- Stored records -

==========

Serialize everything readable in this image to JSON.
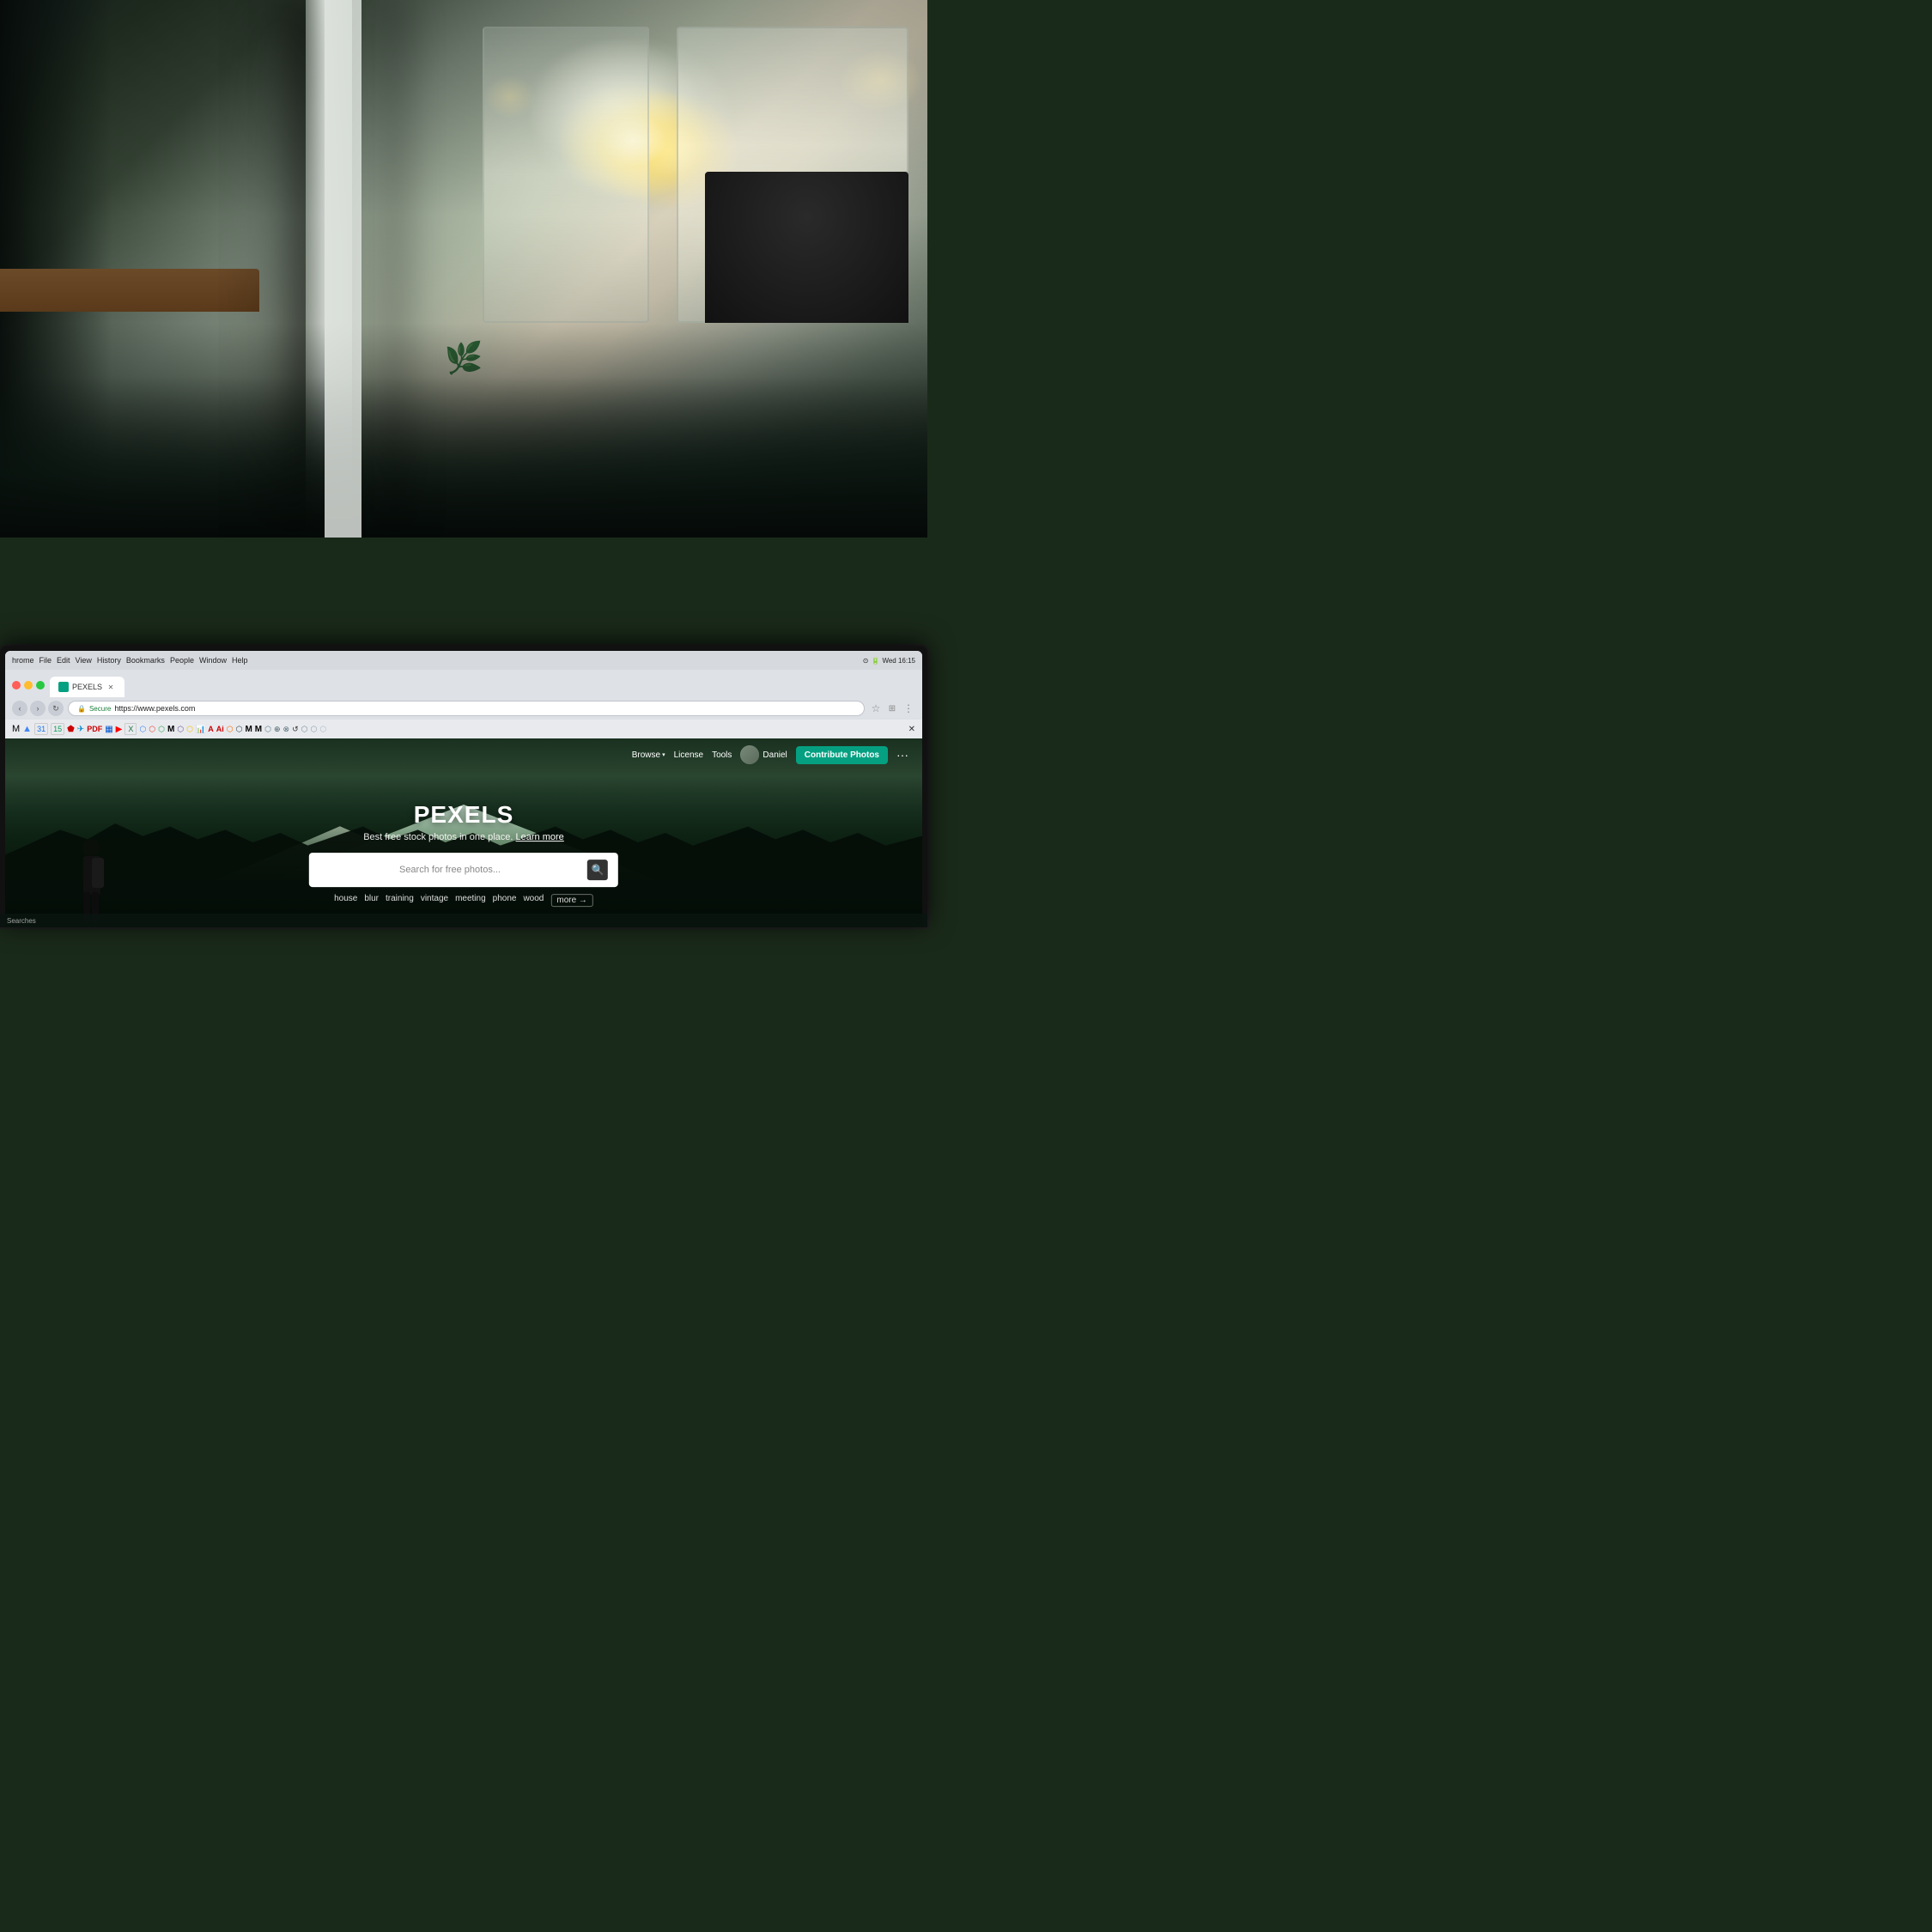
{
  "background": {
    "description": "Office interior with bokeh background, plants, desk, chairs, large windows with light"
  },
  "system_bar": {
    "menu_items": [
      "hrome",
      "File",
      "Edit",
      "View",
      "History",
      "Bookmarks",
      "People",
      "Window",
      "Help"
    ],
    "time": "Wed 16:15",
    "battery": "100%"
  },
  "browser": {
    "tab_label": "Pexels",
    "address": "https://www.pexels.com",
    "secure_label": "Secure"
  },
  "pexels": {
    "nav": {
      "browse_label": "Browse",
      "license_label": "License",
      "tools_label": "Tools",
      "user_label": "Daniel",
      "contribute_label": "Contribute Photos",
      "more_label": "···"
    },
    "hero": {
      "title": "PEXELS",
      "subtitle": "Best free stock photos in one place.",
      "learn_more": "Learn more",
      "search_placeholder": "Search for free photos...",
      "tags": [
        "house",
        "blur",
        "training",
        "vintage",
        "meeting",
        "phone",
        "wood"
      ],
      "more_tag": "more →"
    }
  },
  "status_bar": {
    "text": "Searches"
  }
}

==========

- WHAT YOU SHOULD DO -
Transcribe each line above verbatim, with the pictures left out.

- FINAL ANSWER -
Serialize everything readable in this image to JSON.
{
  "background": {
    "description": "Office interior with bokeh background, plants, desk, chairs, large windows with light"
  },
  "system_bar": {
    "menu_items": [
      "hrome",
      "File",
      "Edit",
      "View",
      "History",
      "Bookmarks",
      "People",
      "Window",
      "Help"
    ],
    "time": "Wed 16:15",
    "battery": "100%"
  },
  "browser": {
    "tab_label": "Pexels",
    "address": "https://www.pexels.com",
    "secure_label": "Secure"
  },
  "pexels": {
    "nav": {
      "browse_label": "Browse",
      "license_label": "License",
      "tools_label": "Tools",
      "user_label": "Daniel",
      "contribute_label": "Contribute Photos",
      "more_label": "···"
    },
    "hero": {
      "title": "PEXELS",
      "subtitle": "Best free stock photos in one place.",
      "learn_more": "Learn more",
      "search_placeholder": "Search for free photos...",
      "tags": [
        "house",
        "blur",
        "training",
        "vintage",
        "meeting",
        "phone",
        "wood"
      ],
      "more_tag": "more →"
    }
  },
  "status_bar": {
    "text": "Searches"
  }
}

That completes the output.